(Records)
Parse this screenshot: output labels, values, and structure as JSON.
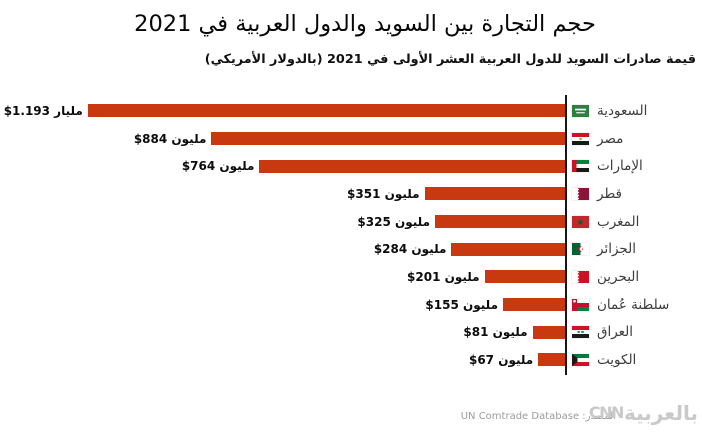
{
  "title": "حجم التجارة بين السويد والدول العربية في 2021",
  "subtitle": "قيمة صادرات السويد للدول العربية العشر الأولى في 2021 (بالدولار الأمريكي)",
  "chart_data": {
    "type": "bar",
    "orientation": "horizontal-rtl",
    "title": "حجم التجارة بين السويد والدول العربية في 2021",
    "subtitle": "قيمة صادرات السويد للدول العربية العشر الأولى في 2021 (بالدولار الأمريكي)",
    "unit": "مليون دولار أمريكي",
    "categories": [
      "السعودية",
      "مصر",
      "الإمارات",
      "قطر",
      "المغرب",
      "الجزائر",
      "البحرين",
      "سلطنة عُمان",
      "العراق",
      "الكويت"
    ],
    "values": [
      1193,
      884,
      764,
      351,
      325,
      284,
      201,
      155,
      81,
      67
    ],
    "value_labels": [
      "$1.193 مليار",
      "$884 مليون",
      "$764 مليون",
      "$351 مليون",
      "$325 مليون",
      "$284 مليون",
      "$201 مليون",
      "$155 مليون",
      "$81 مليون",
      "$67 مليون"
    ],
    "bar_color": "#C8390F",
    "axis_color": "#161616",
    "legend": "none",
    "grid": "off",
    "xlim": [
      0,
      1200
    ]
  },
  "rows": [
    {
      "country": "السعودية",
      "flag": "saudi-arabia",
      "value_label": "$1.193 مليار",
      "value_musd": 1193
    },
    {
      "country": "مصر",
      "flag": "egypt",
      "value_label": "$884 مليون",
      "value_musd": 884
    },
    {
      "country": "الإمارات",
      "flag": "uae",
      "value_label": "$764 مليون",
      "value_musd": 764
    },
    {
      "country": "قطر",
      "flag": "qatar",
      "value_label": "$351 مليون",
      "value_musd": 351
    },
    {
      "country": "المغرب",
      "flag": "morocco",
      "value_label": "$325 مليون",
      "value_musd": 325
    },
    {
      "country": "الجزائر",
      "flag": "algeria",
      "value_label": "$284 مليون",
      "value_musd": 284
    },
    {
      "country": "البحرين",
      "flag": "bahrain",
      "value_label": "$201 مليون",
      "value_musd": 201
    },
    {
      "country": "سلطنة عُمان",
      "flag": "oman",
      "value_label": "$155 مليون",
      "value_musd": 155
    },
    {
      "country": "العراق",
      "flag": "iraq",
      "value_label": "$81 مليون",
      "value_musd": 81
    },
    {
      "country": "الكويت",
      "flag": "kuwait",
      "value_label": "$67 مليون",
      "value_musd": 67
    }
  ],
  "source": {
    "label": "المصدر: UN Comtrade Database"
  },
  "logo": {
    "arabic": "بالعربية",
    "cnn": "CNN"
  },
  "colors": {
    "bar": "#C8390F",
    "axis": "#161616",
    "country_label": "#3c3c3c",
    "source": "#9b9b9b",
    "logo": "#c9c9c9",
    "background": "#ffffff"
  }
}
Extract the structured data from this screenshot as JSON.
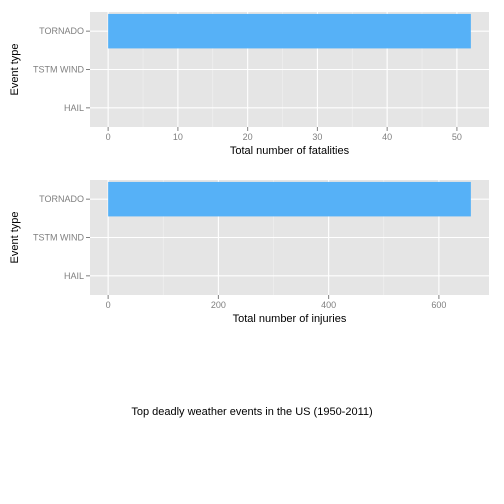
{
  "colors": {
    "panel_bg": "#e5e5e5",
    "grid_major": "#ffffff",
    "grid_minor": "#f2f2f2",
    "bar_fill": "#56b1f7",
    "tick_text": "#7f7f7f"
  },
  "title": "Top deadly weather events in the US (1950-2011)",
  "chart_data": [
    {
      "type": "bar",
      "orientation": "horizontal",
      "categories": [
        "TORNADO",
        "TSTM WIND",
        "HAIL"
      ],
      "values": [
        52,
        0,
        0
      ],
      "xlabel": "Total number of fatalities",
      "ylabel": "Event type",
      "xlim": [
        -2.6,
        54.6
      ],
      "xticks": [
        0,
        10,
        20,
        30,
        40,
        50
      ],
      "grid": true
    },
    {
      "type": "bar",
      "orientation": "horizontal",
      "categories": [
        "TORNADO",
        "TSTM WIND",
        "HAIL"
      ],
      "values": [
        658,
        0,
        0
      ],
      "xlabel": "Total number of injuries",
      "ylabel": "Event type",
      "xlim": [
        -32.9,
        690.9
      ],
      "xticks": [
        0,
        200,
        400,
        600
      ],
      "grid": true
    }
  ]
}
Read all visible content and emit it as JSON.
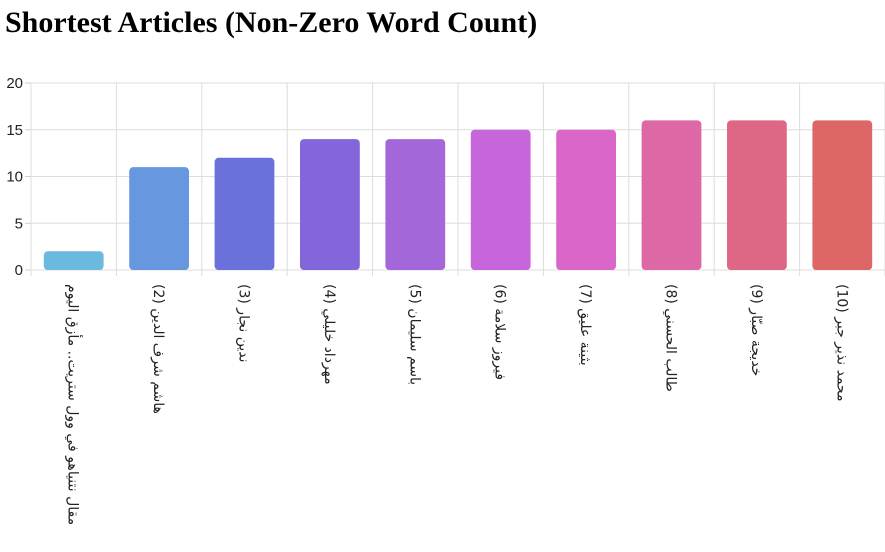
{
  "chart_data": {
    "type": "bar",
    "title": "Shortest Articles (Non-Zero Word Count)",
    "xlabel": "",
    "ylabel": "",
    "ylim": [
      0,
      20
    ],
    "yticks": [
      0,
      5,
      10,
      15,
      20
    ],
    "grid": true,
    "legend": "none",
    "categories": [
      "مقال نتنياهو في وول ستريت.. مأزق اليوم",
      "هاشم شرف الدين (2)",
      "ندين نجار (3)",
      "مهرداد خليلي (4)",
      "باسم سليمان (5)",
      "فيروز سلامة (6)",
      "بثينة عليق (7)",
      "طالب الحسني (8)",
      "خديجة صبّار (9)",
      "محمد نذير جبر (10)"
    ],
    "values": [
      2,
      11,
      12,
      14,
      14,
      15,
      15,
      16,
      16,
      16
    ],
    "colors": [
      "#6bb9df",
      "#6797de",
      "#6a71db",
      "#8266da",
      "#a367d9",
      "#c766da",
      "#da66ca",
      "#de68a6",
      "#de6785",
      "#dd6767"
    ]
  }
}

Problem statement: The records above are to be quoted exactly, with all pictures left out.

Finished answer:
Parse this screenshot: output labels, values, and structure as JSON.
{
  "title": "حجم التجارة بين السويد والدول العربية في 2021",
  "subtitle": "قيمة صادرات السويد للدول العربية العشر الأولى في 2021 (بالدولار الأمريكي)",
  "chart_data": {
    "type": "bar",
    "orientation": "horizontal-rtl",
    "title": "حجم التجارة بين السويد والدول العربية في 2021",
    "subtitle": "قيمة صادرات السويد للدول العربية العشر الأولى في 2021 (بالدولار الأمريكي)",
    "unit": "مليون دولار أمريكي",
    "categories": [
      "السعودية",
      "مصر",
      "الإمارات",
      "قطر",
      "المغرب",
      "الجزائر",
      "البحرين",
      "سلطنة عُمان",
      "العراق",
      "الكويت"
    ],
    "values": [
      1193,
      884,
      764,
      351,
      325,
      284,
      201,
      155,
      81,
      67
    ],
    "value_labels": [
      "$1.193 مليار",
      "$884 مليون",
      "$764 مليون",
      "$351 مليون",
      "$325 مليون",
      "$284 مليون",
      "$201 مليون",
      "$155 مليون",
      "$81 مليون",
      "$67 مليون"
    ],
    "bar_color": "#C8390F",
    "axis_color": "#161616",
    "legend": "none",
    "grid": "off",
    "xlim": [
      0,
      1200
    ]
  },
  "rows": [
    {
      "country": "السعودية",
      "flag": "saudi-arabia",
      "value_label": "$1.193 مليار",
      "value_musd": 1193
    },
    {
      "country": "مصر",
      "flag": "egypt",
      "value_label": "$884 مليون",
      "value_musd": 884
    },
    {
      "country": "الإمارات",
      "flag": "uae",
      "value_label": "$764 مليون",
      "value_musd": 764
    },
    {
      "country": "قطر",
      "flag": "qatar",
      "value_label": "$351 مليون",
      "value_musd": 351
    },
    {
      "country": "المغرب",
      "flag": "morocco",
      "value_label": "$325 مليون",
      "value_musd": 325
    },
    {
      "country": "الجزائر",
      "flag": "algeria",
      "value_label": "$284 مليون",
      "value_musd": 284
    },
    {
      "country": "البحرين",
      "flag": "bahrain",
      "value_label": "$201 مليون",
      "value_musd": 201
    },
    {
      "country": "سلطنة عُمان",
      "flag": "oman",
      "value_label": "$155 مليون",
      "value_musd": 155
    },
    {
      "country": "العراق",
      "flag": "iraq",
      "value_label": "$81 مليون",
      "value_musd": 81
    },
    {
      "country": "الكويت",
      "flag": "kuwait",
      "value_label": "$67 مليون",
      "value_musd": 67
    }
  ],
  "source": {
    "label": "المصدر: UN Comtrade Database"
  },
  "logo": {
    "arabic": "بالعربية",
    "cnn": "CNN"
  },
  "colors": {
    "bar": "#C8390F",
    "axis": "#161616",
    "country_label": "#3c3c3c",
    "source": "#9b9b9b",
    "logo": "#c9c9c9",
    "background": "#ffffff"
  }
}
Extract the structured data from this screenshot as JSON.
{
  "colors": {
    "panel_bg": "#e5e5e5",
    "grid_major": "#ffffff",
    "grid_minor": "#f2f2f2",
    "bar_fill": "#56b1f7",
    "tick_text": "#7f7f7f"
  },
  "title": "Top deadly weather events in the US (1950-2011)",
  "chart_data": [
    {
      "type": "bar",
      "orientation": "horizontal",
      "categories": [
        "TORNADO",
        "TSTM WIND",
        "HAIL"
      ],
      "values": [
        52,
        0,
        0
      ],
      "xlabel": "Total number of fatalities",
      "ylabel": "Event type",
      "xlim": [
        -2.6,
        54.6
      ],
      "xticks": [
        0,
        10,
        20,
        30,
        40,
        50
      ],
      "grid": true
    },
    {
      "type": "bar",
      "orientation": "horizontal",
      "categories": [
        "TORNADO",
        "TSTM WIND",
        "HAIL"
      ],
      "values": [
        658,
        0,
        0
      ],
      "xlabel": "Total number of injuries",
      "ylabel": "Event type",
      "xlim": [
        -32.9,
        690.9
      ],
      "xticks": [
        0,
        200,
        400,
        600
      ],
      "grid": true
    }
  ]
}
Read all visible content and emit it as JSON.
{
  "chart_data": {
    "type": "bar",
    "title": "Shortest Articles (Non-Zero Word Count)",
    "xlabel": "",
    "ylabel": "",
    "ylim": [
      0,
      20
    ],
    "yticks": [
      0,
      5,
      10,
      15,
      20
    ],
    "grid": true,
    "legend": "none",
    "categories": [
      "مقال نتنياهو في وول ستريت.. مأزق اليوم",
      "هاشم شرف الدين (2)",
      "ندين نجار (3)",
      "مهرداد خليلي (4)",
      "باسم سليمان (5)",
      "فيروز سلامة (6)",
      "بثينة عليق (7)",
      "طالب الحسني (8)",
      "خديجة صبّار (9)",
      "محمد نذير جبر (10)"
    ],
    "values": [
      2,
      11,
      12,
      14,
      14,
      15,
      15,
      16,
      16,
      16
    ],
    "colors": [
      "#6bb9df",
      "#6797de",
      "#6a71db",
      "#8266da",
      "#a367d9",
      "#c766da",
      "#da66ca",
      "#de68a6",
      "#de6785",
      "#dd6767"
    ]
  }
}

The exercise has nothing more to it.